Dataset items

○ ○ ○ ○

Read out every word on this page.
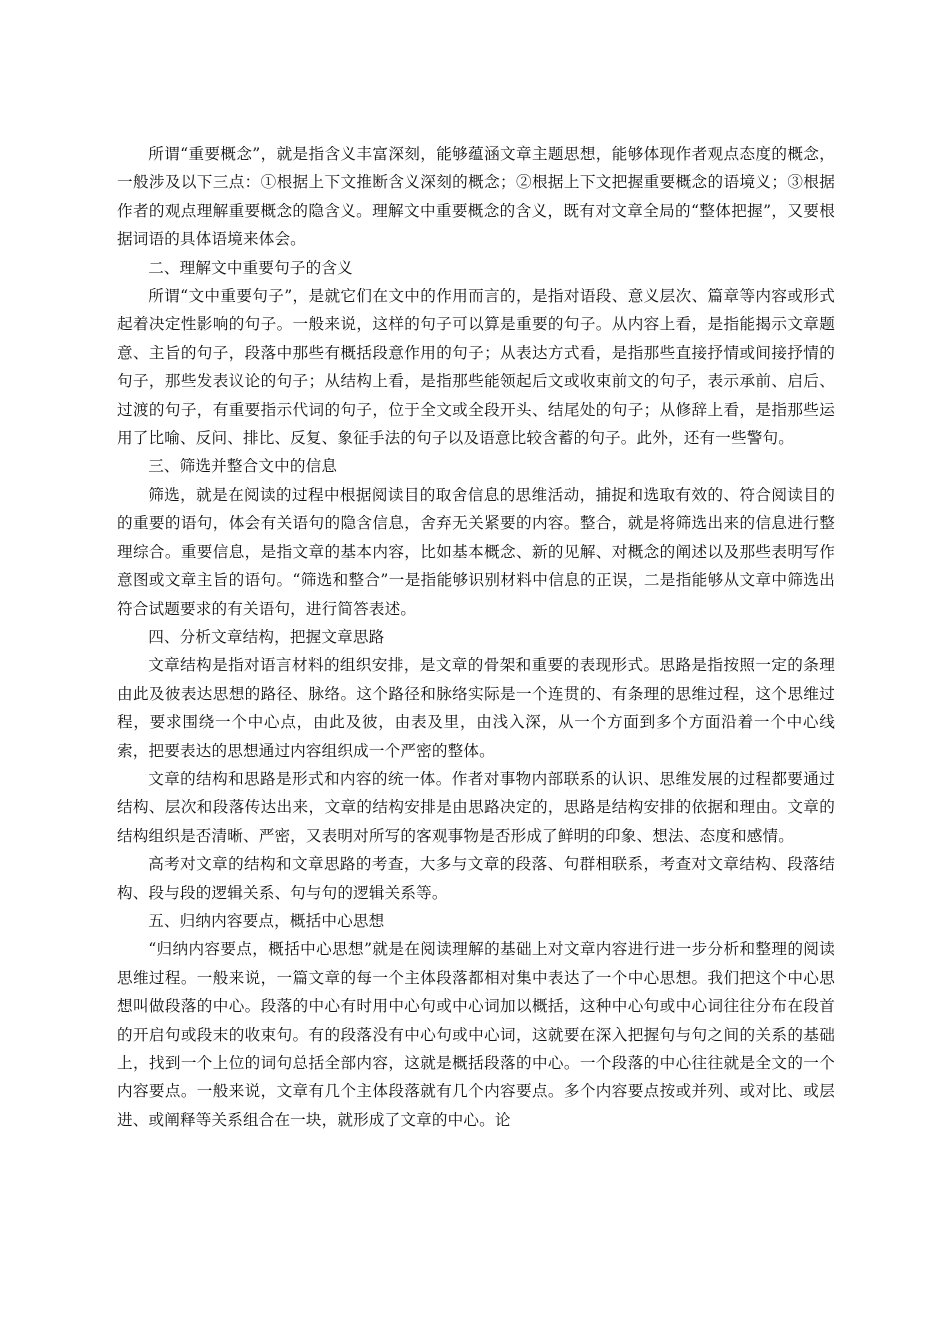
所谓“重要概念”，就是指含义丰富深刻，能够蕴涵文章主题思想，能够体现作者观点态度的概念，一般涉及以下三点：①根据上下文推断含义深刻的概念；②根据上下文把握重要概念的语境义；③根据作者的观点理解重要概念的隐含义。理解文中重要概念的含义，既有对文章全局的“整体把握”，又要根据词语的具体语境来体会。

二、理解文中重要句子的含义

所谓“文中重要句子”，是就它们在文中的作用而言的，是指对语段、意义层次、篇章等内容或形式起着决定性影响的句子。一般来说，这样的句子可以算是重要的句子。从内容上看，是指能揭示文章题意、主旨的句子，段落中那些有概括段意作用的句子；从表达方式看，是指那些直接抒情或间接抒情的句子，那些发表议论的句子；从结构上看，是指那些能领起后文或收束前文的句子，表示承前、启后、过渡的句子，有重要指示代词的句子，位于全文或全段开头、结尾处的句子；从修辞上看，是指那些运用了比喻、反问、排比、反复、象征手法的句子以及语意比较含蓄的句子。此外，还有一些警句。

三、筛选并整合文中的信息

筛选，就是在阅读的过程中根据阅读目的取舍信息的思维活动，捕捉和选取有效的、符合阅读目的的重要的语句，体会有关语句的隐含信息，舍弃无关紧要的内容。整合，就是将筛选出来的信息进行整理综合。重要信息，是指文章的基本内容，比如基本概念、新的见解、对概念的阐述以及那些表明写作意图或文章主旨的语句。“筛选和整合”一是指能够识别材料中信息的正误，二是指能够从文章中筛选出符合试题要求的有关语句，进行简答表述。

四、分析文章结构，把握文章思路

文章结构是指对语言材料的组织安排，是文章的骨架和重要的表现形式。思路是指按照一定的条理由此及彼表达思想的路径、脉络。这个路径和脉络实际是一个连贯的、有条理的思维过程，这个思维过程，要求围绕一个中心点，由此及彼，由表及里，由浅入深，从一个方面到多个方面沿着一个中心线索，把要表达的思想通过内容组织成一个严密的整体。

文章的结构和思路是形式和内容的统一体。作者对事物内部联系的认识、思维发展的过程都要通过结构、层次和段落传达出来，文章的结构安排是由思路决定的，思路是结构安排的依据和理由。文章的结构组织是否清晰、严密，又表明对所写的客观事物是否形成了鲜明的印象、想法、态度和感情。

高考对文章的结构和文章思路的考查，大多与文章的段落、句群相联系，考查对文章结构、段落结构、段与段的逻辑关系、句与句的逻辑关系等。

五、归纳内容要点，概括中心思想

“归纳内容要点，概括中心思想”就是在阅读理解的基础上对文章内容进行进一步分析和整理的阅读思维过程。一般来说，一篇文章的每一个主体段落都相对集中表达了一个中心思想。我们把这个中心思想叫做段落的中心。段落的中心有时用中心句或中心词加以概括，这种中心句或中心词往往分布在段首的开启句或段末的收束句。有的段落没有中心句或中心词，这就要在深入把握句与句之间的关系的基础上，找到一个上位的词句总括全部内容，这就是概括段落的中心。一个段落的中心往往就是全文的一个内容要点。一般来说，文章有几个主体段落就有几个内容要点。多个内容要点按或并列、或对比、或层进、或阐释等关系组合在一块，就形成了文章的中心。论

○ ○ ○ ○

PROBLEM:
Skip every picture and transcribe the data above exactly.

WRITTEN ANSWER:
Read out every word on this page.
所谓“重要概念”，就是指含义丰富深刻，能够蕴涵文章主题思想，能够体现作者观点态度的概念，一般涉及以下三点：①根据上下文推断含义深刻的概念；②根据上下文把握重要概念的语境义；③根据作者的观点理解重要概念的隐含义。理解文中重要概念的含义，既有对文章全局的“整体把握”，又要根据词语的具体语境来体会。

二、理解文中重要句子的含义

所谓“文中重要句子”，是就它们在文中的作用而言的，是指对语段、意义层次、篇章等内容或形式起着决定性影响的句子。一般来说，这样的句子可以算是重要的句子。从内容上看，是指能揭示文章题意、主旨的句子，段落中那些有概括段意作用的句子；从表达方式看，是指那些直接抒情或间接抒情的句子，那些发表议论的句子；从结构上看，是指那些能领起后文或收束前文的句子，表示承前、启后、过渡的句子，有重要指示代词的句子，位于全文或全段开头、结尾处的句子；从修辞上看，是指那些运用了比喻、反问、排比、反复、象征手法的句子以及语意比较含蓄的句子。此外，还有一些警句。

三、筛选并整合文中的信息

筛选，就是在阅读的过程中根据阅读目的取舍信息的思维活动，捕捉和选取有效的、符合阅读目的的重要的语句，体会有关语句的隐含信息，舍弃无关紧要的内容。整合，就是将筛选出来的信息进行整理综合。重要信息，是指文章的基本内容，比如基本概念、新的见解、对概念的阐述以及那些表明写作意图或文章主旨的语句。“筛选和整合”一是指能够识别材料中信息的正误，二是指能够从文章中筛选出符合试题要求的有关语句，进行简答表述。

四、分析文章结构，把握文章思路

文章结构是指对语言材料的组织安排，是文章的骨架和重要的表现形式。思路是指按照一定的条理由此及彼表达思想的路径、脉络。这个路径和脉络实际是一个连贯的、有条理的思维过程，这个思维过程，要求围绕一个中心点，由此及彼，由表及里，由浅入深，从一个方面到多个方面沿着一个中心线索，把要表达的思想通过内容组织成一个严密的整体。

文章的结构和思路是形式和内容的统一体。作者对事物内部联系的认识、思维发展的过程都要通过结构、层次和段落传达出来，文章的结构安排是由思路决定的，思路是结构安排的依据和理由。文章的结构组织是否清晰、严密，又表明对所写的客观事物是否形成了鲜明的印象、想法、态度和感情。

高考对文章的结构和文章思路的考查，大多与文章的段落、句群相联系，考查对文章结构、段落结构、段与段的逻辑关系、句与句的逻辑关系等。

五、归纳内容要点，概括中心思想

“归纳内容要点，概括中心思想”就是在阅读理解的基础上对文章内容进行进一步分析和整理的阅读思维过程。一般来说，一篇文章的每一个主体段落都相对集中表达了一个中心思想。我们把这个中心思想叫做段落的中心。段落的中心有时用中心句或中心词加以概括，这种中心句或中心词往往分布在段首的开启句或段末的收束句。有的段落没有中心句或中心词，这就要在深入把握句与句之间的关系的基础上，找到一个上位的词句总括全部内容，这就是概括段落的中心。一个段落的中心往往就是全文的一个内容要点。一般来说，文章有几个主体段落就有几个内容要点。多个内容要点按或并列、或对比、或层进、或阐释等关系组合在一块，就形成了文章的中心。论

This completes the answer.